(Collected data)
□ □ □ □
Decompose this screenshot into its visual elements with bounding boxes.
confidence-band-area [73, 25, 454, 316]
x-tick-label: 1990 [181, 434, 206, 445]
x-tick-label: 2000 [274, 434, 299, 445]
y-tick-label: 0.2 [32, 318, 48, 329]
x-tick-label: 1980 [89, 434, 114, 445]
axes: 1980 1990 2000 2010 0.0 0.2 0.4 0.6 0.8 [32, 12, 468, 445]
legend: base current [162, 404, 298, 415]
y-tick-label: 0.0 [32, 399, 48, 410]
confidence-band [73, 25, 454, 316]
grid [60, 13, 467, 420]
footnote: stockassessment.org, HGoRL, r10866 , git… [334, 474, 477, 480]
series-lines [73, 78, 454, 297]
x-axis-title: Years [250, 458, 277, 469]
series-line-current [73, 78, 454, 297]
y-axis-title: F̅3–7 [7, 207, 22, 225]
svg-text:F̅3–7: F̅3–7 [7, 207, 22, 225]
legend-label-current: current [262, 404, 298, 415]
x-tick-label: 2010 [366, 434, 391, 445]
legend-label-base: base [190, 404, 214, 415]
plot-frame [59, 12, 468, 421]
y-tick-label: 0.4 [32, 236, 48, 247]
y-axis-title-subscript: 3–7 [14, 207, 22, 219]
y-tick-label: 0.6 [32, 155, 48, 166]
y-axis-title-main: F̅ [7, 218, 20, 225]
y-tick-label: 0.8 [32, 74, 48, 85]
□ □ □ □
◆ REQUEST
Can you put every line of the data above into a numbered list, skipping any blank lines?

◆ RESULT BELOW
1. Decompose this screenshot into its visual elements with bounding boxes.
2. confidence-band-area [73, 25, 454, 316]
3. x-tick-label: 1990 [181, 434, 206, 445]
4. x-tick-label: 2000 [274, 434, 299, 445]
5. y-tick-label: 0.2 [32, 318, 48, 329]
6. x-tick-label: 1980 [89, 434, 114, 445]
7. axes: 1980 1990 2000 2010 0.0 0.2 0.4 0.6 0.8 [32, 12, 468, 445]
8. legend: base current [162, 404, 298, 415]
9. y-tick-label: 0.0 [32, 399, 48, 410]
10. confidence-band [73, 25, 454, 316]
11. grid [60, 13, 467, 420]
12. footnote: stockassessment.org, HGoRL, r10866 , git… [334, 474, 477, 480]
13. series-lines [73, 78, 454, 297]
14. x-axis-title: Years [250, 458, 277, 469]
15. series-line-current [73, 78, 454, 297]
16. y-axis-title: F̅3–7 [7, 207, 22, 225]
17. svg-text:F̅3–7: F̅3–7 [7, 207, 22, 225]
18. legend-label-current: current [262, 404, 298, 415]
19. x-tick-label: 2010 [366, 434, 391, 445]
20. legend-label-base: base [190, 404, 214, 415]
21. plot-frame [59, 12, 468, 421]
22. y-tick-label: 0.4 [32, 236, 48, 247]
23. y-axis-title-subscript: 3–7 [14, 207, 22, 219]
24. y-tick-label: 0.6 [32, 155, 48, 166]
25. y-axis-title-main: F̅ [7, 218, 20, 225]
26. y-tick-label: 0.8 [32, 74, 48, 85]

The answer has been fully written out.